§ Material supplied
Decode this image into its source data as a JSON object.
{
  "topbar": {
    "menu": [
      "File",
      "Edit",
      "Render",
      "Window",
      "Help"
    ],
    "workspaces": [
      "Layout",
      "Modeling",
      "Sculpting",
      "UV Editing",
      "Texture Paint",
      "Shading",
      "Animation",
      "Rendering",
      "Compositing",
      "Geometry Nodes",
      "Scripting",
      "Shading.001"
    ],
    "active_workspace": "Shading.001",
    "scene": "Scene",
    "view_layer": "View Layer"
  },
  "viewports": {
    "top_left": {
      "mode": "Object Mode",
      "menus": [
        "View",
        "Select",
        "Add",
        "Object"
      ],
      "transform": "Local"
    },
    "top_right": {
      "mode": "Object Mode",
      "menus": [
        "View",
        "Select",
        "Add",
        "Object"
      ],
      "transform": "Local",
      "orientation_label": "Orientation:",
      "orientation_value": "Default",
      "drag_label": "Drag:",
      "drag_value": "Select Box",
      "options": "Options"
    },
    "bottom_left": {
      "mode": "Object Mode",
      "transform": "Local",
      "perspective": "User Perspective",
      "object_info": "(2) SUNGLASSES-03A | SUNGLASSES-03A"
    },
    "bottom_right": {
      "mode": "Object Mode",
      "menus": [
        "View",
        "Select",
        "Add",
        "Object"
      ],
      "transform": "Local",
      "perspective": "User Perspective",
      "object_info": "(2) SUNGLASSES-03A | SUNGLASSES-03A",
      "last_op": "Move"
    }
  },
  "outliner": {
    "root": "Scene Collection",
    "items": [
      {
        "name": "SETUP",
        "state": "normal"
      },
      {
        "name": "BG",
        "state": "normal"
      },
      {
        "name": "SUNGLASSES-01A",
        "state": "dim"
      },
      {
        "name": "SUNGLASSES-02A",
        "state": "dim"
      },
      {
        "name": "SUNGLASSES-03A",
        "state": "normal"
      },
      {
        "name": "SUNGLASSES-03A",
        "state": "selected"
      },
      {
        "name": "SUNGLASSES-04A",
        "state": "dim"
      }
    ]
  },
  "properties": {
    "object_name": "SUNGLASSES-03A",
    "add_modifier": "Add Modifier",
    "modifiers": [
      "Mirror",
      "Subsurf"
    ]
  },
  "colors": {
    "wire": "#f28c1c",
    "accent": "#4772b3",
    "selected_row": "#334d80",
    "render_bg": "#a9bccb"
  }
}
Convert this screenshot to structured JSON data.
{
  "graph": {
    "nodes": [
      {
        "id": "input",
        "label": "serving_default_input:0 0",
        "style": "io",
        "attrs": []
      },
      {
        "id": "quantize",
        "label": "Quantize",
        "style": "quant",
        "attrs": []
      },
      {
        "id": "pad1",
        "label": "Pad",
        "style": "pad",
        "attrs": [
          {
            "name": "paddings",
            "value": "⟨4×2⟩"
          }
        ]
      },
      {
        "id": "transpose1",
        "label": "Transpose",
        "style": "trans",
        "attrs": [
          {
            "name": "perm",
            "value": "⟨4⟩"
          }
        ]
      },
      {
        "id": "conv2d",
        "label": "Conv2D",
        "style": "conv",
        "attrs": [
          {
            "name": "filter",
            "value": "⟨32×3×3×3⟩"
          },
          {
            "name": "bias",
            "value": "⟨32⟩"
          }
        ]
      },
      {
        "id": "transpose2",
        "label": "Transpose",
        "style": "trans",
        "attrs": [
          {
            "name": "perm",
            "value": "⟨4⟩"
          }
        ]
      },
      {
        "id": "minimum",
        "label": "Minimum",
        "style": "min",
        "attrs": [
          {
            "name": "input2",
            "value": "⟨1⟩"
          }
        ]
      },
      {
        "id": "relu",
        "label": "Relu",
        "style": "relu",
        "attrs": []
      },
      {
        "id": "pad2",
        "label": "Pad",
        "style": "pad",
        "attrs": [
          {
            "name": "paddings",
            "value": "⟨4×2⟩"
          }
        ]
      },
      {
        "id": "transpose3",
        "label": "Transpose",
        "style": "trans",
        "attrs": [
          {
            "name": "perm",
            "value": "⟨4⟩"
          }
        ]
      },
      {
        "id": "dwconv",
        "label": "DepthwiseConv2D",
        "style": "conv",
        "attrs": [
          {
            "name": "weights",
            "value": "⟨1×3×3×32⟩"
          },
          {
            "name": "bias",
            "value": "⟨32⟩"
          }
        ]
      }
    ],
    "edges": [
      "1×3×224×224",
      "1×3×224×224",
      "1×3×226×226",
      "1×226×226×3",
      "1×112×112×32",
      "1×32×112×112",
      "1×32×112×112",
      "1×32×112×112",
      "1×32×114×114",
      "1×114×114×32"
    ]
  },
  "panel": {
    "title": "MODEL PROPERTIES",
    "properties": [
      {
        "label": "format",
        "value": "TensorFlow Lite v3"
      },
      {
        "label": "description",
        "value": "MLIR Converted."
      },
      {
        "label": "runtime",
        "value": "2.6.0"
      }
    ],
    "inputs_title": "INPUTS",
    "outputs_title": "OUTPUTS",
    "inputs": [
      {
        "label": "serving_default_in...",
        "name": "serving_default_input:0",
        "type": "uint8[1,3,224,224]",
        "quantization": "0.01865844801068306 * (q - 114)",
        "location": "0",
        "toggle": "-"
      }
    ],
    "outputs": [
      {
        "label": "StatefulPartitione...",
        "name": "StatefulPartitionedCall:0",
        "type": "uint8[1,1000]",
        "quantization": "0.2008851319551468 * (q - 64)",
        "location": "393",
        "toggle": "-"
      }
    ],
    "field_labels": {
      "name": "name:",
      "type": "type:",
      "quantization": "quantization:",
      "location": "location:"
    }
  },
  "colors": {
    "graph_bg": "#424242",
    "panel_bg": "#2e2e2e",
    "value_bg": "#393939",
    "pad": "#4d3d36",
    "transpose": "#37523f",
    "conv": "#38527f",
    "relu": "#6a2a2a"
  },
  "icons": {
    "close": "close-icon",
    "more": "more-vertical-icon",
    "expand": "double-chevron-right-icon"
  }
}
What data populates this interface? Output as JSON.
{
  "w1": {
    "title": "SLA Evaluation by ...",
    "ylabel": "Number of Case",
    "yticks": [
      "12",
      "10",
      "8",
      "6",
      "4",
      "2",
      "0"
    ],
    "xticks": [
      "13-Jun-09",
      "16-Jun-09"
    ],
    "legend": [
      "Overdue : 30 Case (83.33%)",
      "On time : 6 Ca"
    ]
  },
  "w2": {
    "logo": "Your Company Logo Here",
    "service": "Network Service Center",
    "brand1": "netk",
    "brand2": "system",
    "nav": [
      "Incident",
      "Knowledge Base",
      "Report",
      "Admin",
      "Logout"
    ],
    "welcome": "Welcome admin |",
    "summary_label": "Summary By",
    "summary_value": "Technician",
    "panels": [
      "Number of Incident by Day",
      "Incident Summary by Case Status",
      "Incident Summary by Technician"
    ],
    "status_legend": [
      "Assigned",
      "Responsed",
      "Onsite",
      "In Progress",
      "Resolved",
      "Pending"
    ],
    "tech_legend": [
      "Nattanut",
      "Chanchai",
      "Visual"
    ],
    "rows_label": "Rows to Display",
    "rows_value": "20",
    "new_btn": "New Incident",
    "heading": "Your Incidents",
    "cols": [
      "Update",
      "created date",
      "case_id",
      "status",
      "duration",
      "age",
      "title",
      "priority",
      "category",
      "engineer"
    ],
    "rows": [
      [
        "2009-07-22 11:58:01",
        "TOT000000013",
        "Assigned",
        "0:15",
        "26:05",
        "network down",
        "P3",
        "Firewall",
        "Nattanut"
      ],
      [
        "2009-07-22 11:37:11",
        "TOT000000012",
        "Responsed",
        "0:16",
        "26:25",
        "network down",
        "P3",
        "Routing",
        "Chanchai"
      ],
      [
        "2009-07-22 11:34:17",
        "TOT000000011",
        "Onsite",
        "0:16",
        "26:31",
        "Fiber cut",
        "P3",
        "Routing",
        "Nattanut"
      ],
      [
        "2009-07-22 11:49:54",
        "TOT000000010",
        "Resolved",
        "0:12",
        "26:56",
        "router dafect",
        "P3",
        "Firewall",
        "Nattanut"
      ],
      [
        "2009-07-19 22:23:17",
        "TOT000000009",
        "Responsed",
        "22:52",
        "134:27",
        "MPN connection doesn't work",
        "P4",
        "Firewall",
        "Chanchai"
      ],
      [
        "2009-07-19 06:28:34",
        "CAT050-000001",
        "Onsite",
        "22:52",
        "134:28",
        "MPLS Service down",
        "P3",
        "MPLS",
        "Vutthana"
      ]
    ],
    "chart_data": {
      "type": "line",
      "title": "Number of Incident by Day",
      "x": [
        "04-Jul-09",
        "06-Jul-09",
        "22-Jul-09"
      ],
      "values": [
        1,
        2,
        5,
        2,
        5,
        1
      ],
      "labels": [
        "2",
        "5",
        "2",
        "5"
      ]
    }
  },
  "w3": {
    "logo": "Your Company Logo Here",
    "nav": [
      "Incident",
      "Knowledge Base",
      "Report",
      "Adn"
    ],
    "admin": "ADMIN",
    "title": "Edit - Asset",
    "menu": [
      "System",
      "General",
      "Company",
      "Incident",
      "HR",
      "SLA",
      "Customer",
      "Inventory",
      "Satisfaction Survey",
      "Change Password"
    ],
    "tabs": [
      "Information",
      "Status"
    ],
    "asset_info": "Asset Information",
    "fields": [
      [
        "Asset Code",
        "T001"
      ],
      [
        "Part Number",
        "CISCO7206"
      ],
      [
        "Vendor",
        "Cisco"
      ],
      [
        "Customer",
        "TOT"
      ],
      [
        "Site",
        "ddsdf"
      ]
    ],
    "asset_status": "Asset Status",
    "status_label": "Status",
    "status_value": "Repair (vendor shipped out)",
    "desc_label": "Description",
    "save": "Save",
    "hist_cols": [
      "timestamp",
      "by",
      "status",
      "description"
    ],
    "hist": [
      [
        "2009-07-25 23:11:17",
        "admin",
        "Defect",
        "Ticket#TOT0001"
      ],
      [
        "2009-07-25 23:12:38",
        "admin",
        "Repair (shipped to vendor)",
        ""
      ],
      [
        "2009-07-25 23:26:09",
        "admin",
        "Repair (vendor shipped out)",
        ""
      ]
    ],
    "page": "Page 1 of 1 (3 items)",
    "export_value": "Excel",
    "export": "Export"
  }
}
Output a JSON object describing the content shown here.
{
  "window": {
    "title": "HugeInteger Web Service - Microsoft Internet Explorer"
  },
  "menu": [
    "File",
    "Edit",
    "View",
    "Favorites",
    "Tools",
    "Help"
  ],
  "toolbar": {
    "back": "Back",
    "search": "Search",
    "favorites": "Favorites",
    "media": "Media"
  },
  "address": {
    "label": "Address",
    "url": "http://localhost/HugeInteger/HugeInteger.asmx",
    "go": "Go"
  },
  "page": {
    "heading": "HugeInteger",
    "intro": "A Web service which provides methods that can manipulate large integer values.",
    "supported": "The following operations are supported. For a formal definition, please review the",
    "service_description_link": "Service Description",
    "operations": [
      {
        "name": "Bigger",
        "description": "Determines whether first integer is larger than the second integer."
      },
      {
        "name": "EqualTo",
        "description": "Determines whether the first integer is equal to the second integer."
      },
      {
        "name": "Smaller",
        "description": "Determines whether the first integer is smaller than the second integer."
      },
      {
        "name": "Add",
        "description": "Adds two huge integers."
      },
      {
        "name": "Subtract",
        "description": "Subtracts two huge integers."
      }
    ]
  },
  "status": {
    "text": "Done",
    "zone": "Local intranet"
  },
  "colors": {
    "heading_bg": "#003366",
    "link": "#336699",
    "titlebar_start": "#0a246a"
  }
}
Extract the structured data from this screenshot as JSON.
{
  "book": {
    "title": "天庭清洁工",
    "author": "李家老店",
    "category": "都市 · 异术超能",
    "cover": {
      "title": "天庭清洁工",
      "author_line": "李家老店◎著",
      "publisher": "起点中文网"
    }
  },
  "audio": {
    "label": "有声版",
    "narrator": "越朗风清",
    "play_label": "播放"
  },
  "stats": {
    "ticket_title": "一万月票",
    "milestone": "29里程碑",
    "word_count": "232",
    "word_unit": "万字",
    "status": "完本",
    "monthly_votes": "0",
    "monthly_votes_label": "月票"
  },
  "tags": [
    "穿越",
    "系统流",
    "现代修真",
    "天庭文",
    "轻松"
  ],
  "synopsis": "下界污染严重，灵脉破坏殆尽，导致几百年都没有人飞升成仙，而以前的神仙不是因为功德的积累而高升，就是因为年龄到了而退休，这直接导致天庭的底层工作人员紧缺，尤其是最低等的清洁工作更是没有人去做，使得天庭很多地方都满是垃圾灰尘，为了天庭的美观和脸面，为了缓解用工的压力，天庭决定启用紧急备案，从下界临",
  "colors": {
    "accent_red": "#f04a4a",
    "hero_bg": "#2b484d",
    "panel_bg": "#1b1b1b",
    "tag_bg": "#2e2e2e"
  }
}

§ Problem requirements
Find the word "Shading" in the material, then list each line that holds it.

§ Worked answer
      "Shading",
      "Shading.001"
    "active_workspace": "Shading.001",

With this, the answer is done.